AIM -> Separate out the lines that hold "город".

Collected data
******

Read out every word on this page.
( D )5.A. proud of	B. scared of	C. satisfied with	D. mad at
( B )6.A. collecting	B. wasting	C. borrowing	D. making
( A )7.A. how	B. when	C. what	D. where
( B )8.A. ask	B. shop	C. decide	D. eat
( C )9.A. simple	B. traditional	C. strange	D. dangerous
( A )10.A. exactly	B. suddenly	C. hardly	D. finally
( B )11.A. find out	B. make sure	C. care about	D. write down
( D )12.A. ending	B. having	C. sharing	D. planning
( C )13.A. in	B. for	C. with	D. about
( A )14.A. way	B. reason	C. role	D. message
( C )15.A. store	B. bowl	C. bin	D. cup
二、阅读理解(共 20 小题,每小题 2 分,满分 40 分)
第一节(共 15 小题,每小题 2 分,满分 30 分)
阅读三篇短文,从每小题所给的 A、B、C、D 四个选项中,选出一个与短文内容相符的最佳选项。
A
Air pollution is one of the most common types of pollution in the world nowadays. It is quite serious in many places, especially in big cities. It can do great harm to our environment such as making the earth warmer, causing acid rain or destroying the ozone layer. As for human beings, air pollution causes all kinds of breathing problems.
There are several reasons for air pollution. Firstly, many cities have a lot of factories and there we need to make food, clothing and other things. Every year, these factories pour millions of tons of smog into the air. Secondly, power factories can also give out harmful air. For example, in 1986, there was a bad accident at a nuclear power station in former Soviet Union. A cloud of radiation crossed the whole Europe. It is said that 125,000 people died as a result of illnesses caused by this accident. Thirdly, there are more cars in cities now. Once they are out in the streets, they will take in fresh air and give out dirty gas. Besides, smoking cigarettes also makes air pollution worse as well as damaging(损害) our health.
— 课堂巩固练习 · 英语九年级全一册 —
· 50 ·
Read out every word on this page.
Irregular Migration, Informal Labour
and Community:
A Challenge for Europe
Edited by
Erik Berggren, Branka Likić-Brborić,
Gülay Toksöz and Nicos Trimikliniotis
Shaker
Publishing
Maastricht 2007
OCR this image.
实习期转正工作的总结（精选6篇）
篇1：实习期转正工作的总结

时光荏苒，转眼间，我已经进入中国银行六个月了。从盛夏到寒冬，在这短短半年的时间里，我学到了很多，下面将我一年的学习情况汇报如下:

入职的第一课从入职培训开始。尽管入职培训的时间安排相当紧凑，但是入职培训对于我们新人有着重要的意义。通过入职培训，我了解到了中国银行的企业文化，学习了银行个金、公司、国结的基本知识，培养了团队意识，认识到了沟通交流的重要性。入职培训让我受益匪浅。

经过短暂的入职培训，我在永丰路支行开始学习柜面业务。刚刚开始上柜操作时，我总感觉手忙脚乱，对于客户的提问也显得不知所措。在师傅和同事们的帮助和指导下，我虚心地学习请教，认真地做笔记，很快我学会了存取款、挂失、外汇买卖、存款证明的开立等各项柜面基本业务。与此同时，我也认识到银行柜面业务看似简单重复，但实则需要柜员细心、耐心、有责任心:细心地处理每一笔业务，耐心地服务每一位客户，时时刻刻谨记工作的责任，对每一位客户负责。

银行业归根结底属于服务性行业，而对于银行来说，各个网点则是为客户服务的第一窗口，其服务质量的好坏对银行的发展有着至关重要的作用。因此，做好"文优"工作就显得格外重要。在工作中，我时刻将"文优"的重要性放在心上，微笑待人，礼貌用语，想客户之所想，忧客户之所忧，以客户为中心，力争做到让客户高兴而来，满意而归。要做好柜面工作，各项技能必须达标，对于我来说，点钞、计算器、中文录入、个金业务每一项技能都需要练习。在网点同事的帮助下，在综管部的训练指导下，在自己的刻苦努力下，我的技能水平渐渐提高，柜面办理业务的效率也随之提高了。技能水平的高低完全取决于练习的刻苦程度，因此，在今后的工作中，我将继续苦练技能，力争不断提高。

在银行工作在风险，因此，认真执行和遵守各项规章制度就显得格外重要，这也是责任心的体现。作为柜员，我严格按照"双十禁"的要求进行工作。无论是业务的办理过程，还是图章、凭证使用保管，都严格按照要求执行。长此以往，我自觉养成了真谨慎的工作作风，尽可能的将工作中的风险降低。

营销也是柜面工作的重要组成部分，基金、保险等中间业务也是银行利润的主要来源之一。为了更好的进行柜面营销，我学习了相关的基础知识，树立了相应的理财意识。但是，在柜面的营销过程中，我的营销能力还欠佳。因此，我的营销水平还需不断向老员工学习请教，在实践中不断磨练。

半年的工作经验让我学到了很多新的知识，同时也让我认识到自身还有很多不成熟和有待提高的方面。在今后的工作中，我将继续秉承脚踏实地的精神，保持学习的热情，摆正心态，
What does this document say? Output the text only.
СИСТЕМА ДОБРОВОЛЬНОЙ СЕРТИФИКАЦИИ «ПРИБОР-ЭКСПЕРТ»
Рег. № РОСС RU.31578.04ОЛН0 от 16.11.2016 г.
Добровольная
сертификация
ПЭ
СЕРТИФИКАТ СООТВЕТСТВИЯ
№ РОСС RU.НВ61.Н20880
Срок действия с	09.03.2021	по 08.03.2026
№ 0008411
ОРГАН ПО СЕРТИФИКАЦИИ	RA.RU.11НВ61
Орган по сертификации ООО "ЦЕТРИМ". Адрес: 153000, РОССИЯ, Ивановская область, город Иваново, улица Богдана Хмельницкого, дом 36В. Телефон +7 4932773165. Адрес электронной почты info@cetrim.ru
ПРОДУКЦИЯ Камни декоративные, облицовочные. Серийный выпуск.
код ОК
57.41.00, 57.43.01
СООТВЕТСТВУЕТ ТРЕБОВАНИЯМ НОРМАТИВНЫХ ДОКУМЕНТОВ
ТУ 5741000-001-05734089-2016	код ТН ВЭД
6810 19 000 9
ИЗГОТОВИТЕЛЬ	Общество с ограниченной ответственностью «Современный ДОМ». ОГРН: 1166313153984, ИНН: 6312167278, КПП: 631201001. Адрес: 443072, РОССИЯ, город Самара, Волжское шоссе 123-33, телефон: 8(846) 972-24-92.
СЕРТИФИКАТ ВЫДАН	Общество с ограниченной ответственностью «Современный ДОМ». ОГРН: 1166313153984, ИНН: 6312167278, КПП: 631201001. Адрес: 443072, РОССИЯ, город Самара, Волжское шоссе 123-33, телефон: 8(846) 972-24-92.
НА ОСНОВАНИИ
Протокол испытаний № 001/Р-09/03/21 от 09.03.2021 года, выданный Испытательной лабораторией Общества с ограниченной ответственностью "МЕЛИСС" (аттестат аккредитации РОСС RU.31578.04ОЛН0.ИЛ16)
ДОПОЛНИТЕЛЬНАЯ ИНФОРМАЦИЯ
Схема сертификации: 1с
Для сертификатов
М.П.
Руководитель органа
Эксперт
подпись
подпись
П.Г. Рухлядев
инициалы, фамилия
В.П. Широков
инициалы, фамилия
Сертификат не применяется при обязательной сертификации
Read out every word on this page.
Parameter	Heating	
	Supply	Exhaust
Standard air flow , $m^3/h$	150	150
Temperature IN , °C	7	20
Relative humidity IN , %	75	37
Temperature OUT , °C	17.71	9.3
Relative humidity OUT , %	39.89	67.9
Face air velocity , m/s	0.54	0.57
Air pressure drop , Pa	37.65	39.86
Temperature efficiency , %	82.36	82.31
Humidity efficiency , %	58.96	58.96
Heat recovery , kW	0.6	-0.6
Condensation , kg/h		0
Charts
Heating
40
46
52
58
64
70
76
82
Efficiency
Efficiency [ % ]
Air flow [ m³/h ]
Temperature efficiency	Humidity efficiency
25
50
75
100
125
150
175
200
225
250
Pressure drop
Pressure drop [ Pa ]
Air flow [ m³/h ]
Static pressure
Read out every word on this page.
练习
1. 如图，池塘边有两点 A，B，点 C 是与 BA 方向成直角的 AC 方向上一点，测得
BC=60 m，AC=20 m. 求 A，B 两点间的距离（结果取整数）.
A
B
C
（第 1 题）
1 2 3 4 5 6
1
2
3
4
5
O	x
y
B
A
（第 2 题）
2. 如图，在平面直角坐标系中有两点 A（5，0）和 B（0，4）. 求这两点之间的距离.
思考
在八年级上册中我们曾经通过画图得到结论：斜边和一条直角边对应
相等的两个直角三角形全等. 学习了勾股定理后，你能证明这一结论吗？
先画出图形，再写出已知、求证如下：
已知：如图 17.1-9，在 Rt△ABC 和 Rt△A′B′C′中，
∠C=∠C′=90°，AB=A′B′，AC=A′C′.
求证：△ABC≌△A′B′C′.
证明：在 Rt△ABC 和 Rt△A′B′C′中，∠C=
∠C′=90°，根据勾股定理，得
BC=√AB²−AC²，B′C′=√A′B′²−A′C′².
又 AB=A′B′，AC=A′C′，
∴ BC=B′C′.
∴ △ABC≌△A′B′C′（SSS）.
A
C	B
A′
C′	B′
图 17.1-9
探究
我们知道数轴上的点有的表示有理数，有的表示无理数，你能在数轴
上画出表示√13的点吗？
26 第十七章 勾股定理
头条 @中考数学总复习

******

OUTPUT FOR THIS TASK ->
Орган по сертификации ООО "ЦЕТРИМ". Адрес: 153000, РОССИЯ, Ивановская область, город Иваново, улица Богдана Хмельницкого, дом 36В. Телефон +7 4932773165. Адрес электронной почты info@cetrim.ru
ИЗГОТОВИТЕЛЬ	Общество с ограниченной ответственностью «Современный ДОМ». ОГРН: 1166313153984, ИНН: 6312167278, КПП: 631201001. Адрес: 443072, РОССИЯ, город Самара, Волжское шоссе 123-33, телефон: 8(846) 972-24-92.
СЕРТИФИКАТ ВЫДАН	Общество с ограниченной ответственностью «Современный ДОМ». ОГРН: 1166313153984, ИНН: 6312167278, КПП: 631201001. Адрес: 443072, РОССИЯ, город Самара, Волжское шоссе 123-33, телефон: 8(846) 972-24-92.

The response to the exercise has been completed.